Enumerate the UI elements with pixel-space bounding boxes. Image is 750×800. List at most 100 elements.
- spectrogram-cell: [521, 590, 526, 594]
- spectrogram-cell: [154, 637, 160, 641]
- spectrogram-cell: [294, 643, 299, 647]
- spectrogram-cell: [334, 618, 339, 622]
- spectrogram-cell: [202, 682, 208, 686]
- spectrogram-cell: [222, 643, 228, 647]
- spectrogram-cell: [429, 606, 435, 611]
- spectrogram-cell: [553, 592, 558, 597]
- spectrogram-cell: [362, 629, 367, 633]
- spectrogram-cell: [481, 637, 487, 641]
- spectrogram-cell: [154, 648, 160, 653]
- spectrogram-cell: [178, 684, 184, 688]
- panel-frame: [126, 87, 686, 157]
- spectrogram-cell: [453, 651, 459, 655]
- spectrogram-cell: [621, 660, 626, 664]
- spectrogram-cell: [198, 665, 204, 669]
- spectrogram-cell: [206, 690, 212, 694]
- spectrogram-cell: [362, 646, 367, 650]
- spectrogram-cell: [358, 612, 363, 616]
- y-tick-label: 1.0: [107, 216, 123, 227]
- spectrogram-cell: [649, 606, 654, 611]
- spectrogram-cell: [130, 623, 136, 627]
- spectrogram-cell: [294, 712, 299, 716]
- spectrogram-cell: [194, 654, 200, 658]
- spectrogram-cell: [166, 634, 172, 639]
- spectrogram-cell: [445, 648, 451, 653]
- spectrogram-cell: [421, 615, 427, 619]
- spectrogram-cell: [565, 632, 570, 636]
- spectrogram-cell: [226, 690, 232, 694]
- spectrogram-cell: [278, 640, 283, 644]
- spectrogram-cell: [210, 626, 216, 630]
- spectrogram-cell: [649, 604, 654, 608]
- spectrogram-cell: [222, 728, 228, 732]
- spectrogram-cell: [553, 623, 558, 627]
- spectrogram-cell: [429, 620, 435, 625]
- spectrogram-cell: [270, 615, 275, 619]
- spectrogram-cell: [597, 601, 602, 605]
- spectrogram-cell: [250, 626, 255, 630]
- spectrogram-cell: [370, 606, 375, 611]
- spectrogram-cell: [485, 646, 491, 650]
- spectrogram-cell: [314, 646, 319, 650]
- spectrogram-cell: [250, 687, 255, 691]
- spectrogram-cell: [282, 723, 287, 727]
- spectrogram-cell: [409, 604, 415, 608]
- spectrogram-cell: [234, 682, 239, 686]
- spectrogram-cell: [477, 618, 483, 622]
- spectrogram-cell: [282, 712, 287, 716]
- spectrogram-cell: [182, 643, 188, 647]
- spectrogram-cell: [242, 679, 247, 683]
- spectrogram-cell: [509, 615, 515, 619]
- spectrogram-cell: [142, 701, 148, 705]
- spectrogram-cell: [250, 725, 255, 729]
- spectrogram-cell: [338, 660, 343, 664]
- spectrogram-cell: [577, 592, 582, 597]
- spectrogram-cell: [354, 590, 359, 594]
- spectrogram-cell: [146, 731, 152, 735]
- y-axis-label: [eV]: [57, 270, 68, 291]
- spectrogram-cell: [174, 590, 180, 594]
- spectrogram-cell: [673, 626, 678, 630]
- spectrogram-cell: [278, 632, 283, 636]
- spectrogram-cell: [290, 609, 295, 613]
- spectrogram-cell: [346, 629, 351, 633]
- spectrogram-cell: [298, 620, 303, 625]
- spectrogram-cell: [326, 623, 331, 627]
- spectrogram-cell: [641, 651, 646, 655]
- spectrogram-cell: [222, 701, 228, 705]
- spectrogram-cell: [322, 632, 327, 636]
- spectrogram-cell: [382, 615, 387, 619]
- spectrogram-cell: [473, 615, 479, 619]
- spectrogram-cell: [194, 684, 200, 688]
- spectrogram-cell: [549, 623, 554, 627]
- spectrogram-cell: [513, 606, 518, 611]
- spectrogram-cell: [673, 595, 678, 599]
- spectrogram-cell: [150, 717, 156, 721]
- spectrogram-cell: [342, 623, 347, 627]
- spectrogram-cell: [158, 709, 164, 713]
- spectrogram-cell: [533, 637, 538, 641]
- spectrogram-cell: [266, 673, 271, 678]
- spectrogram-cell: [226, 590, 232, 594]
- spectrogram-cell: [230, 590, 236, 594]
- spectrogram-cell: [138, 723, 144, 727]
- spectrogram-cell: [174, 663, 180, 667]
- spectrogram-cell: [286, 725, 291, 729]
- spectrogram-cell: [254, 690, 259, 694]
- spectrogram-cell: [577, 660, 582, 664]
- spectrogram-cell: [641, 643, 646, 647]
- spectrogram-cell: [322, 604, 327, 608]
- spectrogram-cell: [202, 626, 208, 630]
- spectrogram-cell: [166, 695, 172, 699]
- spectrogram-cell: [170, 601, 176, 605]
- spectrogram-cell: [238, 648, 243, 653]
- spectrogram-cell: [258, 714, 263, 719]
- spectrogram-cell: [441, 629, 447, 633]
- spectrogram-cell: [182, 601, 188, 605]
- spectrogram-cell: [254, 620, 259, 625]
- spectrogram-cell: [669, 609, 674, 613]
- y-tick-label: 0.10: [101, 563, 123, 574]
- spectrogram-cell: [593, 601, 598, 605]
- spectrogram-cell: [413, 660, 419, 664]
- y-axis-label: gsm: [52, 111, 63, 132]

☆ ☆ ☆ ☆ ☆ ☆ ☆

**OBJECTIVE**
Output the records above as a numbered list, starting at the first line and ending with the line that contains "- spectrogram-cell: [202, 682, 208, 686]". Leave out any blank lines.

**SOLVED PROBLEM**
1. Enumerate the UI elements with pixel-space bounding boxes. Image is 750×800. List at most 100 elements.
2. - spectrogram-cell: [521, 590, 526, 594]
3. - spectrogram-cell: [154, 637, 160, 641]
4. - spectrogram-cell: [294, 643, 299, 647]
5. - spectrogram-cell: [334, 618, 339, 622]
6. - spectrogram-cell: [202, 682, 208, 686]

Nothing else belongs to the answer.